• **INSTRUCTIONS FOR THE TASK**
Write out precisely the lines beginning with the line that contains "Convert this document image to plain text." and ending with the last line of the entries, and no other lines.
===== INPUT FOR THIS TASK
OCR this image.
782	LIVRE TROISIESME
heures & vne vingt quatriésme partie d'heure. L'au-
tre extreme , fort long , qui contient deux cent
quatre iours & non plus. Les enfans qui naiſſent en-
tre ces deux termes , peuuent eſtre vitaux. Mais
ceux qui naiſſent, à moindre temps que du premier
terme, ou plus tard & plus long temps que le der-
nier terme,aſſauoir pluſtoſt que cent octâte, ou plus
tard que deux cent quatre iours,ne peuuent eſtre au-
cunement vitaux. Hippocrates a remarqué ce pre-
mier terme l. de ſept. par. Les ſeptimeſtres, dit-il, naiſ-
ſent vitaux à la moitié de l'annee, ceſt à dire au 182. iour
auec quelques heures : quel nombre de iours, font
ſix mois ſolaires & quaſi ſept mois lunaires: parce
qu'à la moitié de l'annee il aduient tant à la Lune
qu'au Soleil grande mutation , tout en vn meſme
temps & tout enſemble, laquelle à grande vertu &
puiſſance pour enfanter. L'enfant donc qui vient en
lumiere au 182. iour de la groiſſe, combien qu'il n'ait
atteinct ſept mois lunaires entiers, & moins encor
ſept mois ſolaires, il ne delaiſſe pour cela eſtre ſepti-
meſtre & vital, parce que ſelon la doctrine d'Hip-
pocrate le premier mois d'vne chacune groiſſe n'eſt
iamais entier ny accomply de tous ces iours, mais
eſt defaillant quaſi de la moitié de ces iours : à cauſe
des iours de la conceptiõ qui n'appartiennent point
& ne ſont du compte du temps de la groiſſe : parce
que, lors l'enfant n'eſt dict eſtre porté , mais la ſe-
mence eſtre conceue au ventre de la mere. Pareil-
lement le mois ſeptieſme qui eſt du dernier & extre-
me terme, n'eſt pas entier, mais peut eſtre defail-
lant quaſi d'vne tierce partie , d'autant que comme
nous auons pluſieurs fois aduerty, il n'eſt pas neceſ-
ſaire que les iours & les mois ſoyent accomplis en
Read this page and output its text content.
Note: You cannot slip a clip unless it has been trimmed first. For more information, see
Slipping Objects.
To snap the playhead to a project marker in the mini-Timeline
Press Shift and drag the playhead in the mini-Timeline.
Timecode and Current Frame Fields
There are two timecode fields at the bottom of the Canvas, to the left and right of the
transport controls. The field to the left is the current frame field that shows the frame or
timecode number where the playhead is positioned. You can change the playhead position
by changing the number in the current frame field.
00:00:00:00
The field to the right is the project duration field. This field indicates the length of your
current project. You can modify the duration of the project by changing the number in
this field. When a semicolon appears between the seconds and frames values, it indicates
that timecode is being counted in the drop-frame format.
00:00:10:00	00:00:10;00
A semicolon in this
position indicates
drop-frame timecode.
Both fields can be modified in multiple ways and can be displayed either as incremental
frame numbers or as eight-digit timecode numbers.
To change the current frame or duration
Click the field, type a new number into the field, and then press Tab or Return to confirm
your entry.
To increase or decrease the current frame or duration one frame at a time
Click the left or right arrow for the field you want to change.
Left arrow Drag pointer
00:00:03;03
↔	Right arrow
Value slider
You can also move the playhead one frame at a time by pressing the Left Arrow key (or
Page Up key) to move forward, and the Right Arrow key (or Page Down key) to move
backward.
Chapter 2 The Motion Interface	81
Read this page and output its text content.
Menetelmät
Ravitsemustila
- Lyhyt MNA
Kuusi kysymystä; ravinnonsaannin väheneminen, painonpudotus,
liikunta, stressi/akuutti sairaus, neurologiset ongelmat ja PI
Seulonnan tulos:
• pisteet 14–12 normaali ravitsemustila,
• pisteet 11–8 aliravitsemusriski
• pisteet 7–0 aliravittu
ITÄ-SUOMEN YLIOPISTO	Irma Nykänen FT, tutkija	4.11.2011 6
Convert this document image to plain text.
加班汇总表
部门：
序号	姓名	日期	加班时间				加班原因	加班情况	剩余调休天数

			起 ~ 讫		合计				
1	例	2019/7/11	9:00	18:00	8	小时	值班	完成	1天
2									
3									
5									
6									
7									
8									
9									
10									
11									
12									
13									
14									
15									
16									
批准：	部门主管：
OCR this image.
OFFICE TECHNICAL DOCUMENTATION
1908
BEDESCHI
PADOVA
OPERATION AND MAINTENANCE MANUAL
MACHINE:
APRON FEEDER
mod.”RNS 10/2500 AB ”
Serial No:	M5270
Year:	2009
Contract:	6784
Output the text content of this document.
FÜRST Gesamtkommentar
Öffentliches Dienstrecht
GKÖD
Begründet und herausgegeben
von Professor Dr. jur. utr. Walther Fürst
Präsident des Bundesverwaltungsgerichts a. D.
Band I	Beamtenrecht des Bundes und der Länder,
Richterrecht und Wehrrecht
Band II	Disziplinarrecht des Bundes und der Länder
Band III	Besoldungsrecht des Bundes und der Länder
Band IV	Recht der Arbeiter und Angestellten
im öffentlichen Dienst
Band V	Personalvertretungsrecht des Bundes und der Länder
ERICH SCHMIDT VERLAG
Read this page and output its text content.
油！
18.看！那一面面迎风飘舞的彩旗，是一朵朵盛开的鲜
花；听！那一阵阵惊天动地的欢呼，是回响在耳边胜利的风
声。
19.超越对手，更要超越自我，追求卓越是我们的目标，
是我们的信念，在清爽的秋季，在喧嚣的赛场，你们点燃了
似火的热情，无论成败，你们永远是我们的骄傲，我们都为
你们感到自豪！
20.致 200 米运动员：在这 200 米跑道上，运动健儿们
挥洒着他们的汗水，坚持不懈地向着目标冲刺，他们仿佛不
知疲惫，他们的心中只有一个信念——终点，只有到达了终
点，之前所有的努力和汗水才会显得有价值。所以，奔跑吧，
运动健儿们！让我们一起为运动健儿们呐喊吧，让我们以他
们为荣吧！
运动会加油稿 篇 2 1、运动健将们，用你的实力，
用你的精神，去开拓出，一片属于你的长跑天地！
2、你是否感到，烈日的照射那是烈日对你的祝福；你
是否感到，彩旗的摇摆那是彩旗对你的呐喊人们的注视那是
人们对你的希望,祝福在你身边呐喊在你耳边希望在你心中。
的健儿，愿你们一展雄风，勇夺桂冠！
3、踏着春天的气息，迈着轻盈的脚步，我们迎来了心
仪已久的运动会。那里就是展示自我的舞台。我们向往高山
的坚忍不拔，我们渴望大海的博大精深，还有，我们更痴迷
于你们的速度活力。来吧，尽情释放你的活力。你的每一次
==========
• **ANSWER BELOW**
Convert this document image to plain text.
加班汇总表
部门：
序号	姓名	日期	加班时间				加班原因	加班情况	剩余调休天数

			起 ~ 讫		合计				
1	例	2019/7/11	9:00	18:00	8	小时	值班	完成	1天
2									
3									
5									
6									
7									
8									
9									
10									
11									
12									
13									
14									
15									
16									
批准：	部门主管：
OCR this image.
OFFICE TECHNICAL DOCUMENTATION
1908
BEDESCHI
PADOVA
OPERATION AND MAINTENANCE MANUAL
MACHINE:
APRON FEEDER
mod.”RNS 10/2500 AB ”
Serial No:	M5270
Year:	2009
Contract:	6784
Output the text content of this document.
FÜRST Gesamtkommentar
Öffentliches Dienstrecht
GKÖD
Begründet und herausgegeben
von Professor Dr. jur. utr. Walther Fürst
Präsident des Bundesverwaltungsgerichts a. D.
Band I	Beamtenrecht des Bundes und der Länder,
Richterrecht und Wehrrecht
Band II	Disziplinarrecht des Bundes und der Länder
Band III	Besoldungsrecht des Bundes und der Länder
Band IV	Recht der Arbeiter und Angestellten
im öffentlichen Dienst
Band V	Personalvertretungsrecht des Bundes und der Länder
ERICH SCHMIDT VERLAG
Read this page and output its text content.
油！
18.看！那一面面迎风飘舞的彩旗，是一朵朵盛开的鲜
花；听！那一阵阵惊天动地的欢呼，是回响在耳边胜利的风
声。
19.超越对手，更要超越自我，追求卓越是我们的目标，
是我们的信念，在清爽的秋季，在喧嚣的赛场，你们点燃了
似火的热情，无论成败，你们永远是我们的骄傲，我们都为
你们感到自豪！
20.致 200 米运动员：在这 200 米跑道上，运动健儿们
挥洒着他们的汗水，坚持不懈地向着目标冲刺，他们仿佛不
知疲惫，他们的心中只有一个信念——终点，只有到达了终
点，之前所有的努力和汗水才会显得有价值。所以，奔跑吧，
运动健儿们！让我们一起为运动健儿们呐喊吧，让我们以他
们为荣吧！
运动会加油稿 篇 2 1、运动健将们，用你的实力，
用你的精神，去开拓出，一片属于你的长跑天地！
2、你是否感到，烈日的照射那是烈日对你的祝福；你
是否感到，彩旗的摇摆那是彩旗对你的呐喊人们的注视那是
人们对你的希望,祝福在你身边呐喊在你耳边希望在你心中。
的健儿，愿你们一展雄风，勇夺桂冠！
3、踏着春天的气息，迈着轻盈的脚步，我们迎来了心
仪已久的运动会。那里就是展示自我的舞台。我们向往高山
的坚忍不拔，我们渴望大海的博大精深，还有，我们更痴迷
于你们的速度活力。来吧，尽情释放你的活力。你的每一次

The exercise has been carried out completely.